# [Text]
Let’s be honest for a second. We’ve all done it. You wake up with a weird twitch or a nagging pain and, instead of waiting three weeks for a doctor’s appointment, you open a chat window. It’s fast. It’s free. But as of January 2026, the safety experts at ECRI have officially put “Dr. Chatbot” at the very top of their “Danger List.” The problem isn’t that tools like ChatGPT or Grok are trying to be “evil.” It’s actually that they are “people pleasers.” These bots are programmed to give you a confident, smart-sounding answer every single time, even if they have to make it up on the spot. In the tech world, they call this a “hallucination,” but in the medical world, it’s just a plain old dangerous lie.
I was reading a report from earlier this month about Google’s AI Overviews, and it was honestly terrifying. In one case, the AI told a patient with pancreatic cancer to “avoid high-fat foods.” That sounds like normal health advice, right? Wrong. For that specific cancer, doctors actually say you need high calories and fats to survive the treatment. Following the AI’s “guess” could literally have been fatal.

# [Requirement]
Continue the piece on the dangers of using AI chatbots for medical advice, starting right after its last paragraph.

# [Entries supplied]
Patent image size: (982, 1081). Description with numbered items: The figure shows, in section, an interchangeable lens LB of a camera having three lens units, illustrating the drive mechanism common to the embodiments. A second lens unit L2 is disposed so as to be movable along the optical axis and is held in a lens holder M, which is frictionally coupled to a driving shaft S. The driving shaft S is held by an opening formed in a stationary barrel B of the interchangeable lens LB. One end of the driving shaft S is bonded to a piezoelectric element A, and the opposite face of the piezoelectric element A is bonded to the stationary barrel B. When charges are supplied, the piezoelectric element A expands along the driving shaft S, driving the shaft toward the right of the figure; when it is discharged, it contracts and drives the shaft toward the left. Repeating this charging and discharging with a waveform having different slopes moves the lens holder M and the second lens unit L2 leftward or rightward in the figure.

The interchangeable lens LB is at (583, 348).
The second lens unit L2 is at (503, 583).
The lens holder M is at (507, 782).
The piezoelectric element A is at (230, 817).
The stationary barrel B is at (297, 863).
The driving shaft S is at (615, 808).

# [Written response]
In another test by ECRI, a bot was asked about placing a surgical tool on a patient’s shoulder. It said, “Go for it.” If a nurse had listened, the patient would have ended up with a third-degree burn. The AI didn’t “know” the anatomy; it just predicted which words sounded most professional based on Reddit threads and Wikipedia.
As clinics close and healthcare costs skyrocket, I get why people turn to AI. But an algorithm doesn’t have a “gut feeling.” It doesn’t know your family history. My advice? Use AI to help you understand a long medical word, sure. But never—and I mean never—let a robot decide which medicine you should take. If you’re feeling sick, skip the chat box and find a human. Your life is worth more than a “predicted” sentence.